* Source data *

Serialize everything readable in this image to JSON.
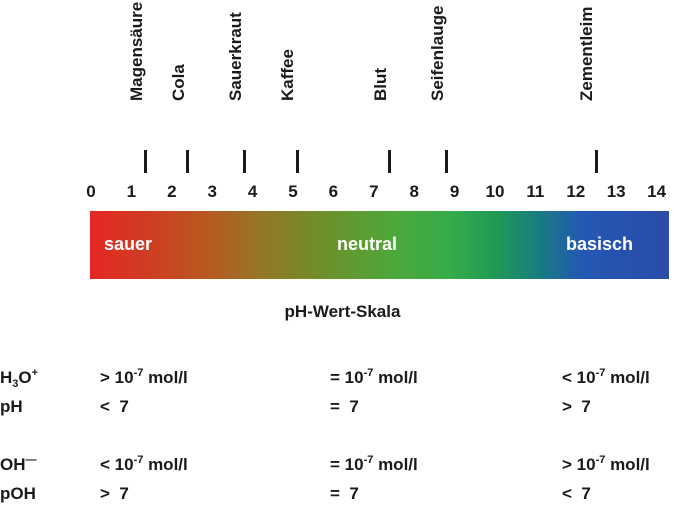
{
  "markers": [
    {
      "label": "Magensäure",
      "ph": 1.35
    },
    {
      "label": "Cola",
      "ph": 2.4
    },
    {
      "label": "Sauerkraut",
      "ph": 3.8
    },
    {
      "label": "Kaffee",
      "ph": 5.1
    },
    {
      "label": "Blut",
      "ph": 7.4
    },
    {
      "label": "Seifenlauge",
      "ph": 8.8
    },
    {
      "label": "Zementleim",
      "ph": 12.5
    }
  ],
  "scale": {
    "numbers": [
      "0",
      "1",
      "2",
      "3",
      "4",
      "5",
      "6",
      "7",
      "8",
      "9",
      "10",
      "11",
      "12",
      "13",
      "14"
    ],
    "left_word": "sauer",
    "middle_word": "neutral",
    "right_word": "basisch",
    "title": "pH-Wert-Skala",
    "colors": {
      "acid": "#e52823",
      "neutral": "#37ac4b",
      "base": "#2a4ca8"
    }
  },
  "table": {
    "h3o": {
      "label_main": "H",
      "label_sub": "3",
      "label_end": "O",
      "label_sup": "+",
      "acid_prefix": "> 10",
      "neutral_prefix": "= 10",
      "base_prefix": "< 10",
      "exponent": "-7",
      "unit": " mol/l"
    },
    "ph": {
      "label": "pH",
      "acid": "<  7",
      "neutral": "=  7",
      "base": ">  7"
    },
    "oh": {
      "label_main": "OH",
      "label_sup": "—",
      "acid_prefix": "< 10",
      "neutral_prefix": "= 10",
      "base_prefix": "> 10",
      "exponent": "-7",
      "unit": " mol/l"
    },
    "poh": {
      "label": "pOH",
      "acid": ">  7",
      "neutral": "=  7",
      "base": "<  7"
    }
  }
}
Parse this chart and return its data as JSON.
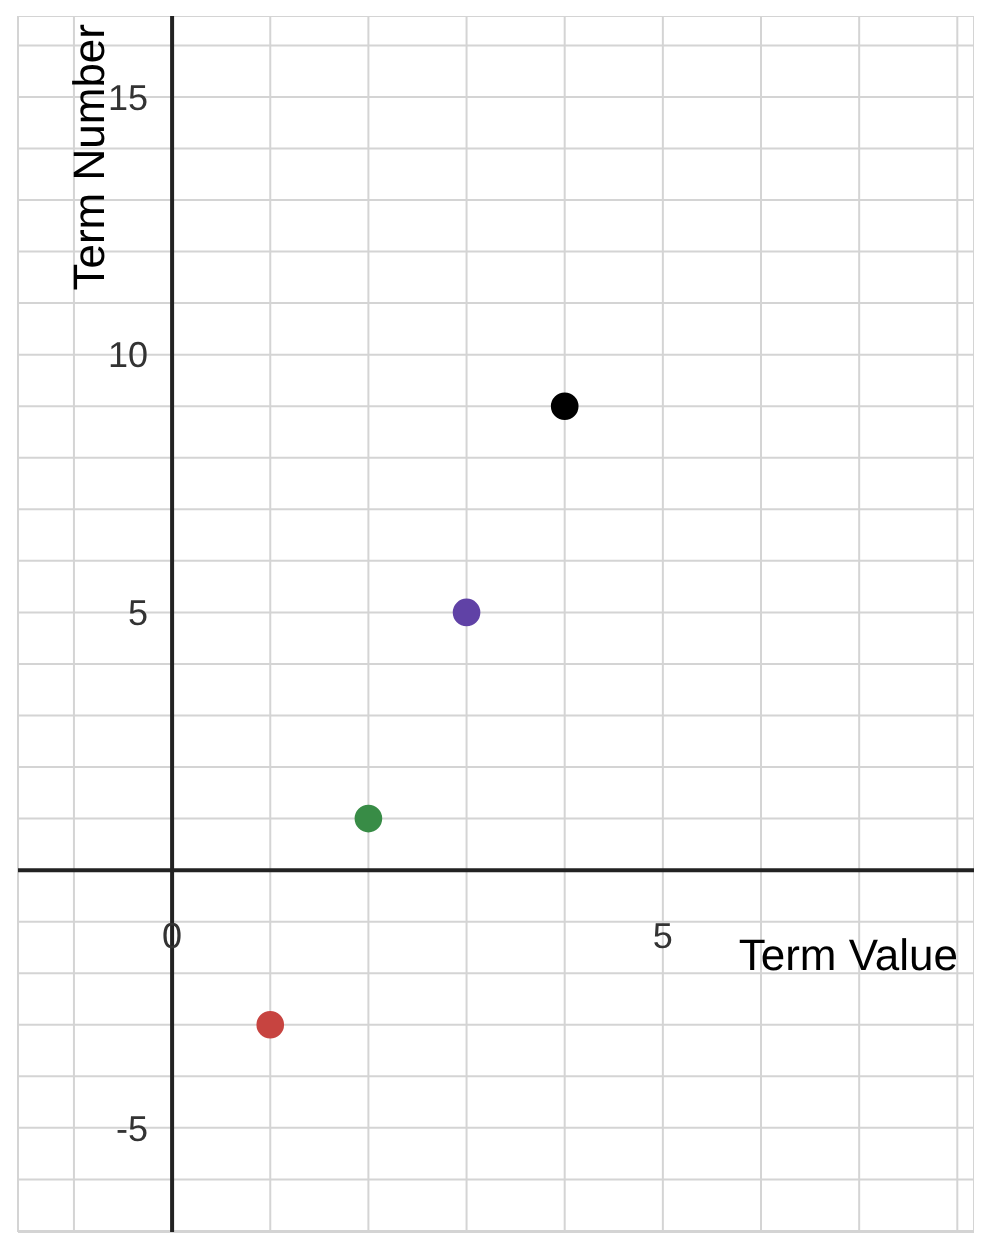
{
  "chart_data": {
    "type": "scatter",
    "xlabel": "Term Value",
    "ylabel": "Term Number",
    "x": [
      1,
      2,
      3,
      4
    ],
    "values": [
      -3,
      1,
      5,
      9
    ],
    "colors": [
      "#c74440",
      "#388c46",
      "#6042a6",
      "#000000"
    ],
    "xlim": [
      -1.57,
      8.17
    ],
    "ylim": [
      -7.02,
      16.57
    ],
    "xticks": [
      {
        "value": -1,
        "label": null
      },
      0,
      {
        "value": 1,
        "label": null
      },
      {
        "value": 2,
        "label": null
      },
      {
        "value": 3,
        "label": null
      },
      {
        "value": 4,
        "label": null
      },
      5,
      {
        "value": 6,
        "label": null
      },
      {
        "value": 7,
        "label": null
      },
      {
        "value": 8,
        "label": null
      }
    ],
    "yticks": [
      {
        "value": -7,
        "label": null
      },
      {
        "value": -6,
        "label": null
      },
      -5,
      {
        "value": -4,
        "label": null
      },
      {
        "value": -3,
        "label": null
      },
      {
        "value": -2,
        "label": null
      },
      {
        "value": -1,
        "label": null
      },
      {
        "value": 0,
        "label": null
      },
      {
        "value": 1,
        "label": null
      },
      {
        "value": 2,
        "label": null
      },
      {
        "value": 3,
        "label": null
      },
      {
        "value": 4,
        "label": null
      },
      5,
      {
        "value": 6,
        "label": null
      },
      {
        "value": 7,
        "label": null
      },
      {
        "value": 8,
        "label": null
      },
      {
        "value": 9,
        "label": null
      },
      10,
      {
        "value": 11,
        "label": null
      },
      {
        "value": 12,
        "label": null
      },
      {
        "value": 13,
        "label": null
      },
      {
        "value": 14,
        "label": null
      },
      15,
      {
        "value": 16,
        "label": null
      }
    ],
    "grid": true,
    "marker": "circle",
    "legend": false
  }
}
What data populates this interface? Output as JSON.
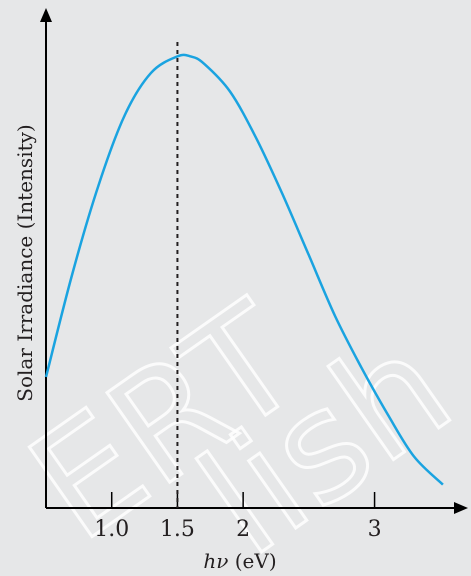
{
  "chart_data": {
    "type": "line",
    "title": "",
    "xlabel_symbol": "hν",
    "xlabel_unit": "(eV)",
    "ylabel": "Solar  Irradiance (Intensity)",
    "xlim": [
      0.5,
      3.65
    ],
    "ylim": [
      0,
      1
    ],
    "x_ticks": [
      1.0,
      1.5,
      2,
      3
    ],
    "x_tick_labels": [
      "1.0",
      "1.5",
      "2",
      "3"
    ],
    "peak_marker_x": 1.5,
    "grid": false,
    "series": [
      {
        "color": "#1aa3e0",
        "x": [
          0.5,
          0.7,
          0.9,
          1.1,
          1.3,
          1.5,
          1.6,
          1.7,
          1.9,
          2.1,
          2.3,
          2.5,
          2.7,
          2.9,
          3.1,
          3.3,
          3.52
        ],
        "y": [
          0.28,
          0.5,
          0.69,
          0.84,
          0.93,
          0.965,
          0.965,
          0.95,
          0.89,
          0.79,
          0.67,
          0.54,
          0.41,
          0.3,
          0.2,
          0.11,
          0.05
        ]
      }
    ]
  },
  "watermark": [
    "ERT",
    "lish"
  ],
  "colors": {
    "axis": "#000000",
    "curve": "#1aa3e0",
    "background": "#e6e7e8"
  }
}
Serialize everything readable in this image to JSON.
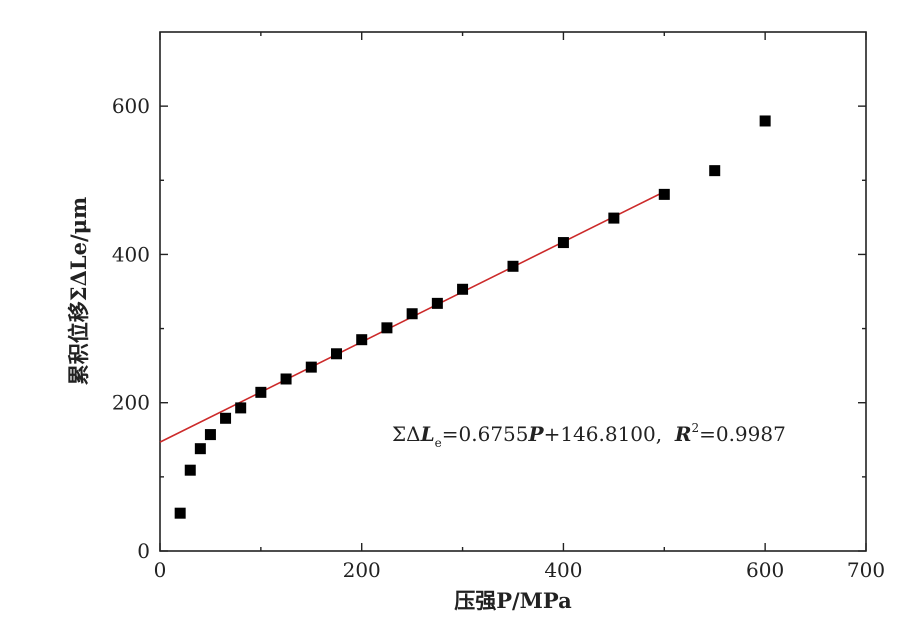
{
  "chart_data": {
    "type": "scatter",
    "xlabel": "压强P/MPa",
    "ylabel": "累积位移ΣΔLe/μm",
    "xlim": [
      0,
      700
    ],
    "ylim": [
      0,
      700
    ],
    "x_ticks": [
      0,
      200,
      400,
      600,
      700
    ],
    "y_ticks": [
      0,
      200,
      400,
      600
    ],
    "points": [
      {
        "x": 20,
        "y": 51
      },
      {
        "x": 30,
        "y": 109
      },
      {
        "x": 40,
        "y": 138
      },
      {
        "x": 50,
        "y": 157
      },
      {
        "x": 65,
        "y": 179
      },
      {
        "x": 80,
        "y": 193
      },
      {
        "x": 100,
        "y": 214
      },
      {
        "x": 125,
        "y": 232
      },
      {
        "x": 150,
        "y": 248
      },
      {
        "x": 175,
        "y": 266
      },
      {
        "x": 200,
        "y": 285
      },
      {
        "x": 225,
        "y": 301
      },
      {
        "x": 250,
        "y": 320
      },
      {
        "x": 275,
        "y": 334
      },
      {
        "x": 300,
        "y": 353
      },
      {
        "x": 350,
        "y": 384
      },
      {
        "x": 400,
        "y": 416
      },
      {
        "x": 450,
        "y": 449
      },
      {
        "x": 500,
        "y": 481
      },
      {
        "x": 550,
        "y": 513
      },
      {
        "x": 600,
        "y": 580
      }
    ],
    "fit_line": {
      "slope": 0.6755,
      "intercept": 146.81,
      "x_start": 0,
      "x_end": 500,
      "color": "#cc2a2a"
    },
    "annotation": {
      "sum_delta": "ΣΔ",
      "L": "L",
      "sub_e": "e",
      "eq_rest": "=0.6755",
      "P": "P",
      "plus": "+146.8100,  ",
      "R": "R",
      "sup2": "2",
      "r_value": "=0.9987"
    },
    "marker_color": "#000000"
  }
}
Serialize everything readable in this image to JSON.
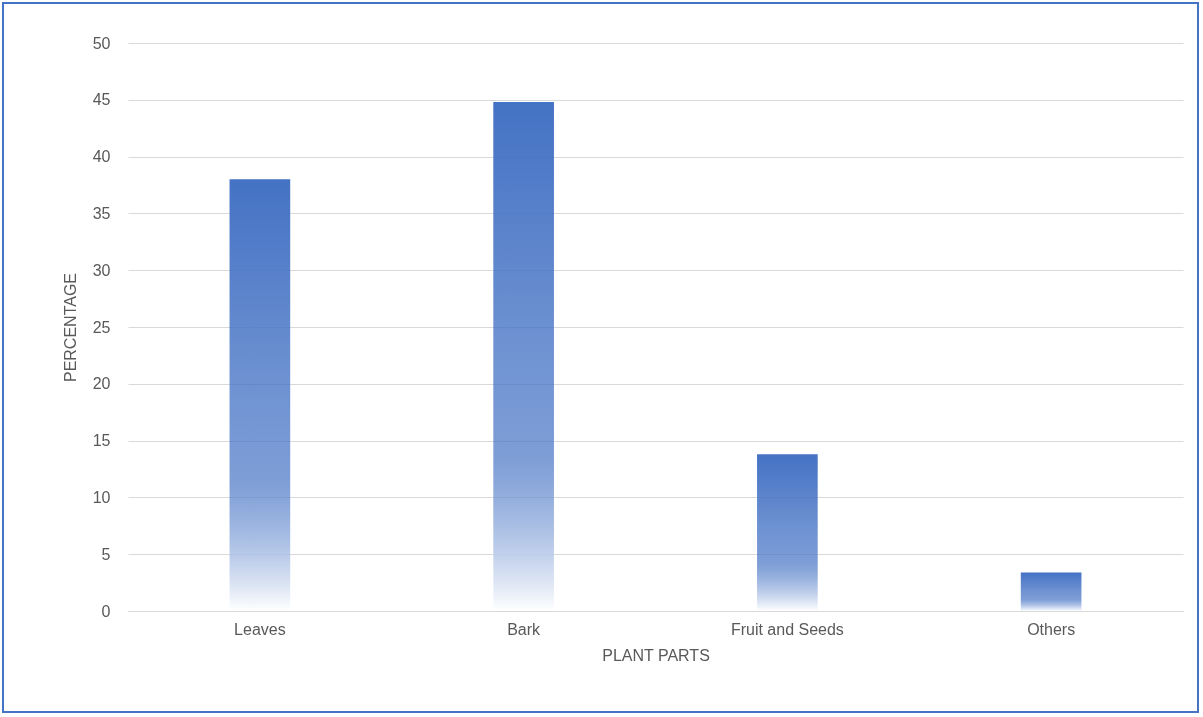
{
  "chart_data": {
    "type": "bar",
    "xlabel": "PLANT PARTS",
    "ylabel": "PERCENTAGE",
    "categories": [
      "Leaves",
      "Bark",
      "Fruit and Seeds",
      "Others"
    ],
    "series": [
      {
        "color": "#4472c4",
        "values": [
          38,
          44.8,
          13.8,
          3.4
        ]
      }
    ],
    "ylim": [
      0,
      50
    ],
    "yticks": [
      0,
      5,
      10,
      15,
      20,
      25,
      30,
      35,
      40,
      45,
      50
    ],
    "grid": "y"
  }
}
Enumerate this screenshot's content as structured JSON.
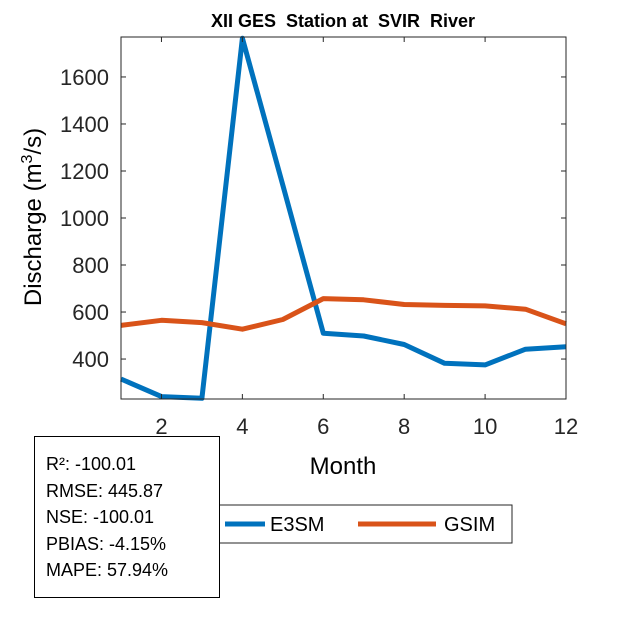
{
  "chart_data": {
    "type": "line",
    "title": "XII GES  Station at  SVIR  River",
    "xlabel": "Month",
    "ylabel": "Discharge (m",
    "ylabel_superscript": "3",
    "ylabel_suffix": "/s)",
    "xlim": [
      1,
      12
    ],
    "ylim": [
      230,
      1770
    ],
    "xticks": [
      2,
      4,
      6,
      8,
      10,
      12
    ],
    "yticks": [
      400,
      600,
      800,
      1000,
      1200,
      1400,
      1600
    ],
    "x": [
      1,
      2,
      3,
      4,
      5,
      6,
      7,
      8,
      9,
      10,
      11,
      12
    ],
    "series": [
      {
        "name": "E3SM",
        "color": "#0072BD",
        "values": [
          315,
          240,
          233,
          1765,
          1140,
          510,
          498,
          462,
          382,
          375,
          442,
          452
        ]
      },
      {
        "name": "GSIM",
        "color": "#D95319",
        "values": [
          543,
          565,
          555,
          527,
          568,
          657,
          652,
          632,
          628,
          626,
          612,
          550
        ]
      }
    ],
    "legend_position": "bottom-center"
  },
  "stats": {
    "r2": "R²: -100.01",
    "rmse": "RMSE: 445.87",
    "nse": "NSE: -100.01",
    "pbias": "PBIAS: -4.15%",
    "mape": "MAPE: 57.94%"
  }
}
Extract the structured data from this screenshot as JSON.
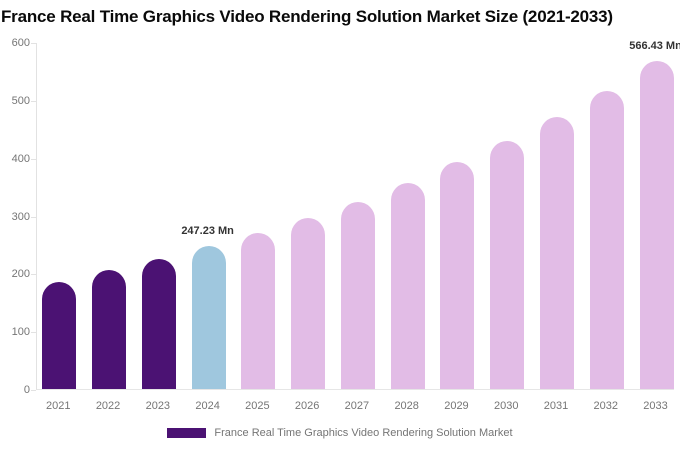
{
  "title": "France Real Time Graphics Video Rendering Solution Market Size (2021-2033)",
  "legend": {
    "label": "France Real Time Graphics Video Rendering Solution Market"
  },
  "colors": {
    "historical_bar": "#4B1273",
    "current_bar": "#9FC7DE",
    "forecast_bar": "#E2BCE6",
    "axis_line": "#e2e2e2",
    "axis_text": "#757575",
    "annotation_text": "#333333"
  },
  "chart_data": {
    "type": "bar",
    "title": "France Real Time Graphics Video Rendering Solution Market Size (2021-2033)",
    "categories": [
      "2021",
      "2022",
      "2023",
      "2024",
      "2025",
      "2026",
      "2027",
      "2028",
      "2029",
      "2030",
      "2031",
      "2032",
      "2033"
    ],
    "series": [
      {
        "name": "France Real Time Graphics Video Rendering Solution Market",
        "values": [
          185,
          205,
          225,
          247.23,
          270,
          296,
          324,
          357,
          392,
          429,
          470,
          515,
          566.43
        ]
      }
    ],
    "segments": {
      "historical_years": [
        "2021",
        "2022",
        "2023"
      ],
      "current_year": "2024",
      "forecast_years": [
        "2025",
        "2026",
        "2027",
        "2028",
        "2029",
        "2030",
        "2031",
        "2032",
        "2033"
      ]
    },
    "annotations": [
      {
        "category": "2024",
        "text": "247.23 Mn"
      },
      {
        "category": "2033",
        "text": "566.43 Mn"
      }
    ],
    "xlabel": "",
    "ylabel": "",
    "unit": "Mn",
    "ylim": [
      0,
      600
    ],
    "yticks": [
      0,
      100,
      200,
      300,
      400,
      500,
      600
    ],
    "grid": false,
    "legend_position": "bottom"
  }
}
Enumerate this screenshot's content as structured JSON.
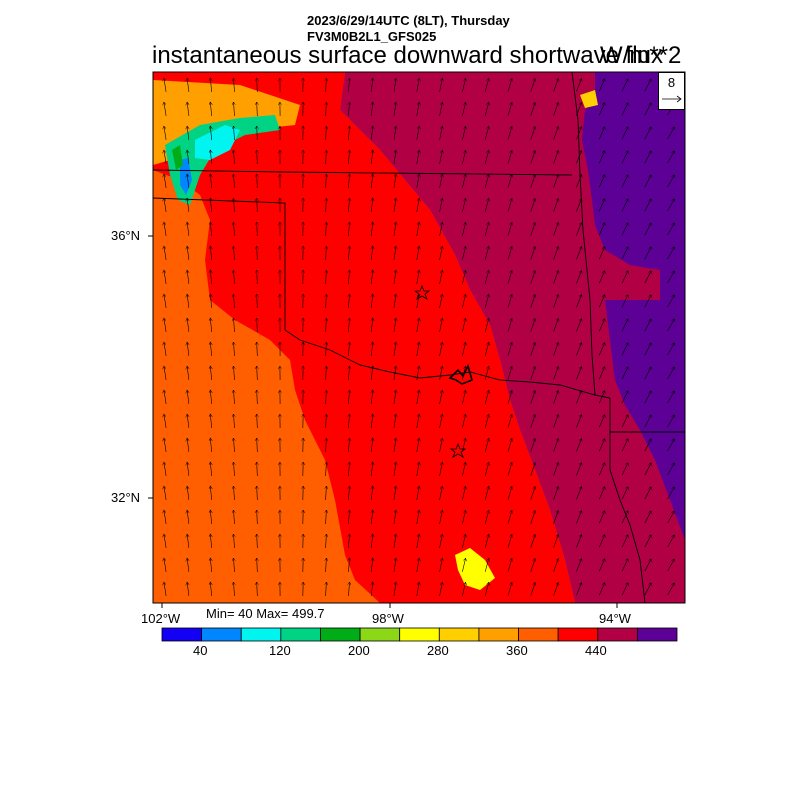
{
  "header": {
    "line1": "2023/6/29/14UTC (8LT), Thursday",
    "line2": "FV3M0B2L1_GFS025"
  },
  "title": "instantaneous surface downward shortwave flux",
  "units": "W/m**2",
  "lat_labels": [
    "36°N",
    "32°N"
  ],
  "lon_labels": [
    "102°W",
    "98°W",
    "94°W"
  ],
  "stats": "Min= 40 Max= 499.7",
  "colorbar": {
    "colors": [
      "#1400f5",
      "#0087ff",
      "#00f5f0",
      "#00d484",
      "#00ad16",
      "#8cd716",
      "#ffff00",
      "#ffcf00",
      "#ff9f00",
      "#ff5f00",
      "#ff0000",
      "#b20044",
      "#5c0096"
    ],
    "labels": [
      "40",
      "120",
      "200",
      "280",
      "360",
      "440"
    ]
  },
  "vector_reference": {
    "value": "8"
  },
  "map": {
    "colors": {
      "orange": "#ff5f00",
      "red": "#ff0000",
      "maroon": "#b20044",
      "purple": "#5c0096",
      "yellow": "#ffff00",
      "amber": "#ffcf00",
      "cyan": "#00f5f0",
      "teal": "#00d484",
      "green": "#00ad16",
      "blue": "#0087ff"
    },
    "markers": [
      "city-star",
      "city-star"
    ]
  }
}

* The request *
Find every line containing the word "bottom", then give the total and nothing more.

* Exercise result *
2